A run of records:
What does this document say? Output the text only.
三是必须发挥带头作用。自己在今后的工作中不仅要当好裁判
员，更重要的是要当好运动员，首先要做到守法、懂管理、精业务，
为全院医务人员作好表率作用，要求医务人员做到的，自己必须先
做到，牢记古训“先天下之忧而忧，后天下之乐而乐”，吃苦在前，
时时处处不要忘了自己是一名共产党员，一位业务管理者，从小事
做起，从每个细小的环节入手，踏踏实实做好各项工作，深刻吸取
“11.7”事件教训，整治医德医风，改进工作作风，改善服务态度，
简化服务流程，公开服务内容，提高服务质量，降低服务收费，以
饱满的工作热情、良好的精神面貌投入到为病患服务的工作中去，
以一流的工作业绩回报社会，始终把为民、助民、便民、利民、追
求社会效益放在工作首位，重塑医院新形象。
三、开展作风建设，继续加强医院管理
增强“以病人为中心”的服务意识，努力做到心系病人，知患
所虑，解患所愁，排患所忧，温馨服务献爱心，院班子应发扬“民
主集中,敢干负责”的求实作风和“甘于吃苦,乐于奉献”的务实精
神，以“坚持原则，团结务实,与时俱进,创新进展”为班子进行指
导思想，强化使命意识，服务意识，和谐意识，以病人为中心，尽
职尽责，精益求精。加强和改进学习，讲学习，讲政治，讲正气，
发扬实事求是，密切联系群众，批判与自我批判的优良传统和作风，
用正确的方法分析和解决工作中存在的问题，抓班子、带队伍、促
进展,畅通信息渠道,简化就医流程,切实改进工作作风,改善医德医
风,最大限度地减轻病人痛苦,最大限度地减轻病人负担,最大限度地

* **WHAT IS ASKED**
Each line in the listing above that contains "以病人为中心" should be copied.

* **THE ANSWER**
增强“以病人为中心”的服务意识，努力做到心系病人，知患
导思想，强化使命意识，服务意识，和谐意识，以病人为中心，尽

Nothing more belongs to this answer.